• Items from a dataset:

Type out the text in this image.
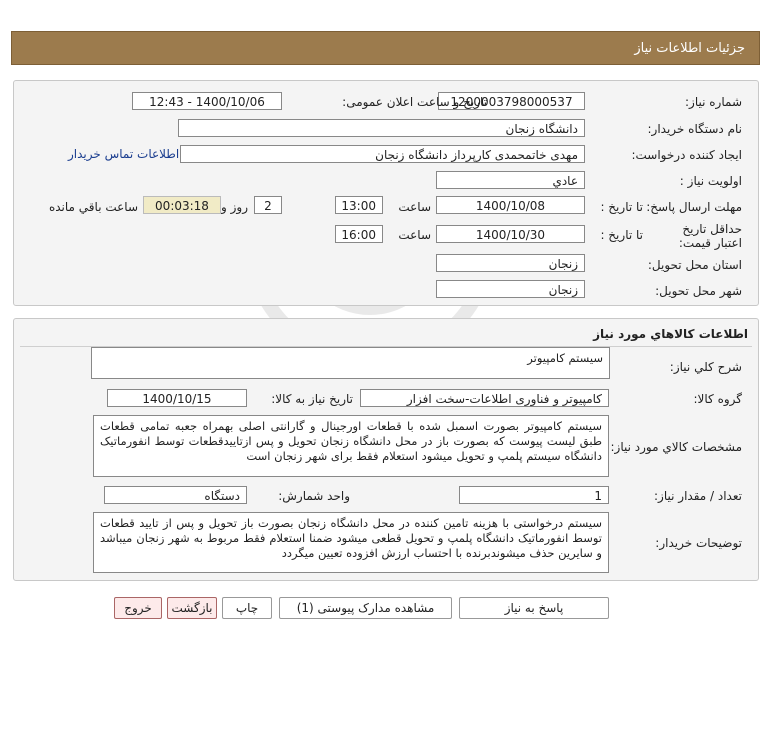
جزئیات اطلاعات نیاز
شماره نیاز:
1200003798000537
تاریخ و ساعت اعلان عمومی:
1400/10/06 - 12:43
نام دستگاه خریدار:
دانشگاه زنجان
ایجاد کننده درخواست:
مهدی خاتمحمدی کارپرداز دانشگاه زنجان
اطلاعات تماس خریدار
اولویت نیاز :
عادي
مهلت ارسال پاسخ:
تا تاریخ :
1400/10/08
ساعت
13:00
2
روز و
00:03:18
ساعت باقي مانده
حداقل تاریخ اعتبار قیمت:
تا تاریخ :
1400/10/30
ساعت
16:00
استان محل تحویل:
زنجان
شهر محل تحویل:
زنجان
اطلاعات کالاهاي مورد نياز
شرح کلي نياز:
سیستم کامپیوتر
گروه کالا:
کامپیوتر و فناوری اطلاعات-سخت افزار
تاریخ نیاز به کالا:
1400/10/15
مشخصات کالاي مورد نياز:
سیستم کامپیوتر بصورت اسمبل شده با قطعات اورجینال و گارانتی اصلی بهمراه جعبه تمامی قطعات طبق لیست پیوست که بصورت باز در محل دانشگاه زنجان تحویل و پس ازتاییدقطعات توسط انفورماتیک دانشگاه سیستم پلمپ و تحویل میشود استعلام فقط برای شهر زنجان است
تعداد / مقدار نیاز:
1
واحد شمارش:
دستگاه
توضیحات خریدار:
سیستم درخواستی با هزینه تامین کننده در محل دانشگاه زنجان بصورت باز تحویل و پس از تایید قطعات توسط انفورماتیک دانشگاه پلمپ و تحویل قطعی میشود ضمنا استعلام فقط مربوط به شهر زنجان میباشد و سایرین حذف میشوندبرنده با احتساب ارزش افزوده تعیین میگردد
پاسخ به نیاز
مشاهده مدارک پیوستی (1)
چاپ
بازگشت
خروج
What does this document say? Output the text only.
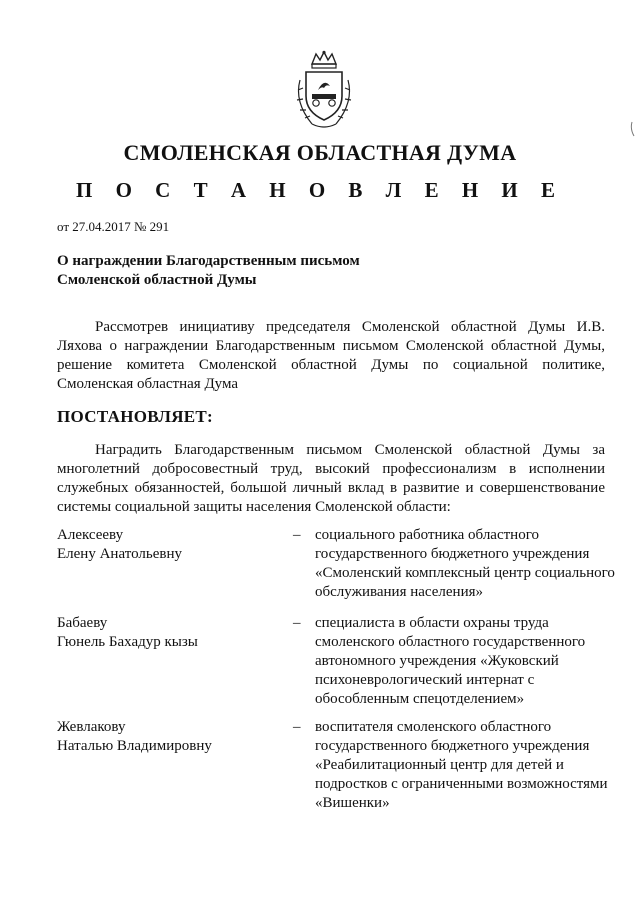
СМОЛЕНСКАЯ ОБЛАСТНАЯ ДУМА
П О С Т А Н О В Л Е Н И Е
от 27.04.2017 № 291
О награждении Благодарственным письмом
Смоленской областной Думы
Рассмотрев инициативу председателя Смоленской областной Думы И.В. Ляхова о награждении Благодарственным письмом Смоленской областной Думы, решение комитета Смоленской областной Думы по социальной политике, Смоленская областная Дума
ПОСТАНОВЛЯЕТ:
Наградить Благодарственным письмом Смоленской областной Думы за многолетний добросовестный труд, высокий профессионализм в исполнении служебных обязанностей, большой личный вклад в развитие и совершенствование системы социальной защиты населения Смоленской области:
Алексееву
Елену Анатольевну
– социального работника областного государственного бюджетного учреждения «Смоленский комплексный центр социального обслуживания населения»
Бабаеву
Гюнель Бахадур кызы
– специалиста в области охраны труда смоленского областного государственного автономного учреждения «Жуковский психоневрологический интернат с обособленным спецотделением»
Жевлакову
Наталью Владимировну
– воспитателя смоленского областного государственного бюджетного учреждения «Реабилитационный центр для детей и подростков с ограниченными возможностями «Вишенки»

• What to do: Each record should be quoted exactly, with the images omitted.

• Written answer:
Type out the text in this image.
جزئیات اطلاعات نیاز
شماره نیاز:
1200003798000537
تاریخ و ساعت اعلان عمومی:
1400/10/06 - 12:43
نام دستگاه خریدار:
دانشگاه زنجان
ایجاد کننده درخواست:
مهدی خاتمحمدی کارپرداز دانشگاه زنجان
اطلاعات تماس خریدار
اولویت نیاز :
عادي
مهلت ارسال پاسخ:
تا تاریخ :
1400/10/08
ساعت
13:00
2
روز و
00:03:18
ساعت باقي مانده
حداقل تاریخ اعتبار قیمت:
تا تاریخ :
1400/10/30
ساعت
16:00
استان محل تحویل:
زنجان
شهر محل تحویل:
زنجان
اطلاعات کالاهاي مورد نياز
شرح کلي نياز:
سیستم کامپیوتر
گروه کالا:
کامپیوتر و فناوری اطلاعات-سخت افزار
تاریخ نیاز به کالا:
1400/10/15
مشخصات کالاي مورد نياز:
سیستم کامپیوتر بصورت اسمبل شده با قطعات اورجینال و گارانتی اصلی بهمراه جعبه تمامی قطعات طبق لیست پیوست که بصورت باز در محل دانشگاه زنجان تحویل و پس ازتاییدقطعات توسط انفورماتیک دانشگاه سیستم پلمپ و تحویل میشود استعلام فقط برای شهر زنجان است
تعداد / مقدار نیاز:
1
واحد شمارش:
دستگاه
توضیحات خریدار:
سیستم درخواستی با هزینه تامین کننده در محل دانشگاه زنجان بصورت باز تحویل و پس از تایید قطعات توسط انفورماتیک دانشگاه پلمپ و تحویل قطعی میشود ضمنا استعلام فقط مربوط به شهر زنجان میباشد و سایرین حذف میشوندبرنده با احتساب ارزش افزوده تعیین میگردد
پاسخ به نیاز
مشاهده مدارک پیوستی (1)
چاپ
بازگشت
خروج
What does this document say? Output the text only.
СМОЛЕНСКАЯ ОБЛАСТНАЯ ДУМА
П О С Т А Н О В Л Е Н И Е
от 27.04.2017 № 291
О награждении Благодарственным письмом
Смоленской областной Думы
Рассмотрев инициативу председателя Смоленской областной Думы И.В. Ляхова о награждении Благодарственным письмом Смоленской областной Думы, решение комитета Смоленской областной Думы по социальной политике, Смоленская областная Дума
ПОСТАНОВЛЯЕТ:
Наградить Благодарственным письмом Смоленской областной Думы за многолетний добросовестный труд, высокий профессионализм в исполнении служебных обязанностей, большой личный вклад в развитие и совершенствование системы социальной защиты населения Смоленской области:
Алексееву
Елену Анатольевну
– социального работника областного государственного бюджетного учреждения «Смоленский комплексный центр социального обслуживания населения»
Бабаеву
Гюнель Бахадур кызы
– специалиста в области охраны труда смоленского областного государственного автономного учреждения «Жуковский психоневрологический интернат с обособленным спецотделением»
Жевлакову
Наталью Владимировну
– воспитателя смоленского областного государственного бюджетного учреждения «Реабилитационный центр для детей и подростков с ограниченными возможностями «Вишенки»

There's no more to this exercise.